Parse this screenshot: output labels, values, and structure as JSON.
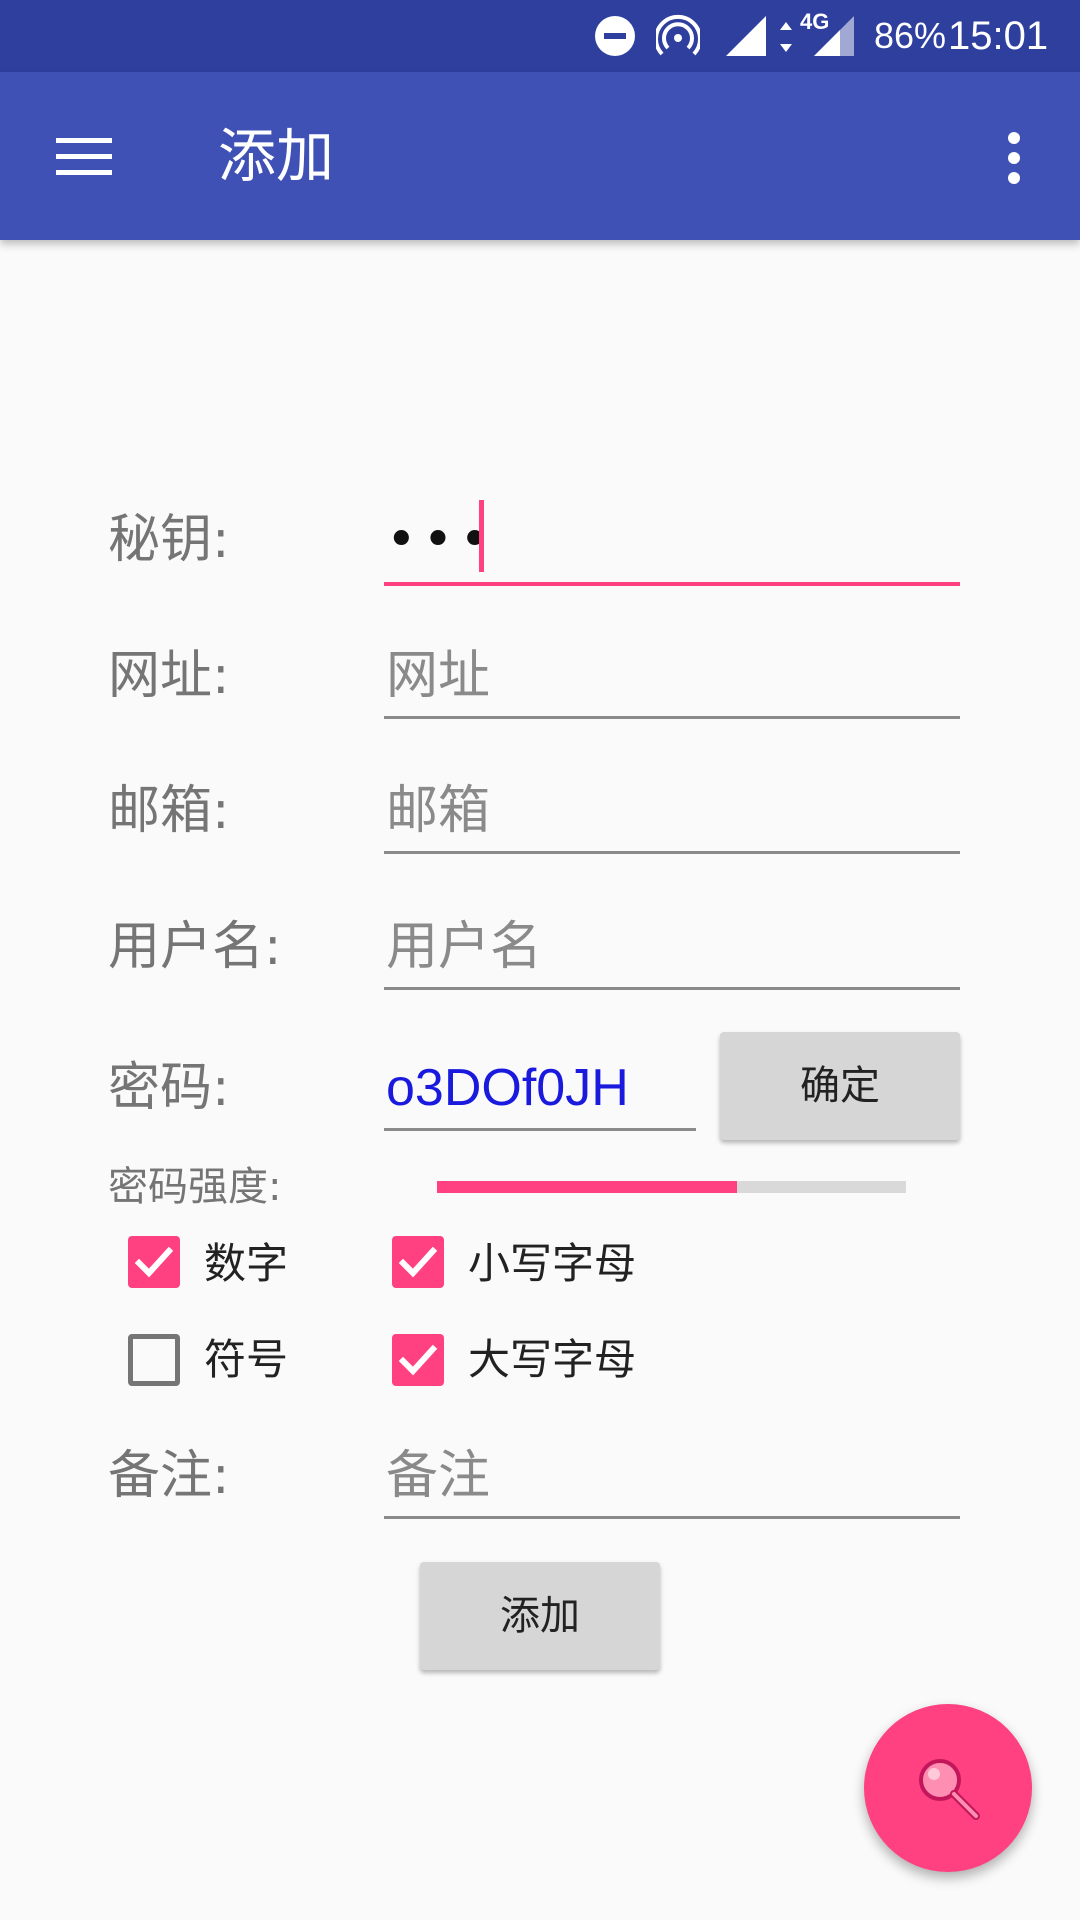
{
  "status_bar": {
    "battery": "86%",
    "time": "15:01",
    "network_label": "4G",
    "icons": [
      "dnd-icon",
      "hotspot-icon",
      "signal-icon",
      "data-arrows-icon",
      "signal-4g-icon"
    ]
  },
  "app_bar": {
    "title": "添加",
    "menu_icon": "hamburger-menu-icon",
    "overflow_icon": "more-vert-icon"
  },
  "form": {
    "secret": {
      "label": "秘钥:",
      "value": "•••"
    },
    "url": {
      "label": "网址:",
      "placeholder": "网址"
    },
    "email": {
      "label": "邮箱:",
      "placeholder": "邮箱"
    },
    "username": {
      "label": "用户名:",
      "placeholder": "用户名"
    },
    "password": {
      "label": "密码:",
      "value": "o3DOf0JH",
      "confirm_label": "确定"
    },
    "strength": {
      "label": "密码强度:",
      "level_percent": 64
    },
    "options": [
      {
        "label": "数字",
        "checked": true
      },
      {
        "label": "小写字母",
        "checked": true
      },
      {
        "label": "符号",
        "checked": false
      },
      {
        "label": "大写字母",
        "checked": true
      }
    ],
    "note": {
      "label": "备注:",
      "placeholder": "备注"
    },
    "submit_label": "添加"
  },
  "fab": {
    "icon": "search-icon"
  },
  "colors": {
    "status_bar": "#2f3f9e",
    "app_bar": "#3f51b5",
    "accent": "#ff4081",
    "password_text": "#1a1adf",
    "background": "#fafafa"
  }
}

# # # #

[Task goal]:
Omit each picture, then return all of the listing exactly as it stands.

[Expected output]:
Parse this screenshot: output labels, values, and structure as JSON.
{
  "status_bar": {
    "battery": "86%",
    "time": "15:01",
    "network_label": "4G",
    "icons": [
      "dnd-icon",
      "hotspot-icon",
      "signal-icon",
      "data-arrows-icon",
      "signal-4g-icon"
    ]
  },
  "app_bar": {
    "title": "添加",
    "menu_icon": "hamburger-menu-icon",
    "overflow_icon": "more-vert-icon"
  },
  "form": {
    "secret": {
      "label": "秘钥:",
      "value": "•••"
    },
    "url": {
      "label": "网址:",
      "placeholder": "网址"
    },
    "email": {
      "label": "邮箱:",
      "placeholder": "邮箱"
    },
    "username": {
      "label": "用户名:",
      "placeholder": "用户名"
    },
    "password": {
      "label": "密码:",
      "value": "o3DOf0JH",
      "confirm_label": "确定"
    },
    "strength": {
      "label": "密码强度:",
      "level_percent": 64
    },
    "options": [
      {
        "label": "数字",
        "checked": true
      },
      {
        "label": "小写字母",
        "checked": true
      },
      {
        "label": "符号",
        "checked": false
      },
      {
        "label": "大写字母",
        "checked": true
      }
    ],
    "note": {
      "label": "备注:",
      "placeholder": "备注"
    },
    "submit_label": "添加"
  },
  "fab": {
    "icon": "search-icon"
  },
  "colors": {
    "status_bar": "#2f3f9e",
    "app_bar": "#3f51b5",
    "accent": "#ff4081",
    "password_text": "#1a1adf",
    "background": "#fafafa"
  }
}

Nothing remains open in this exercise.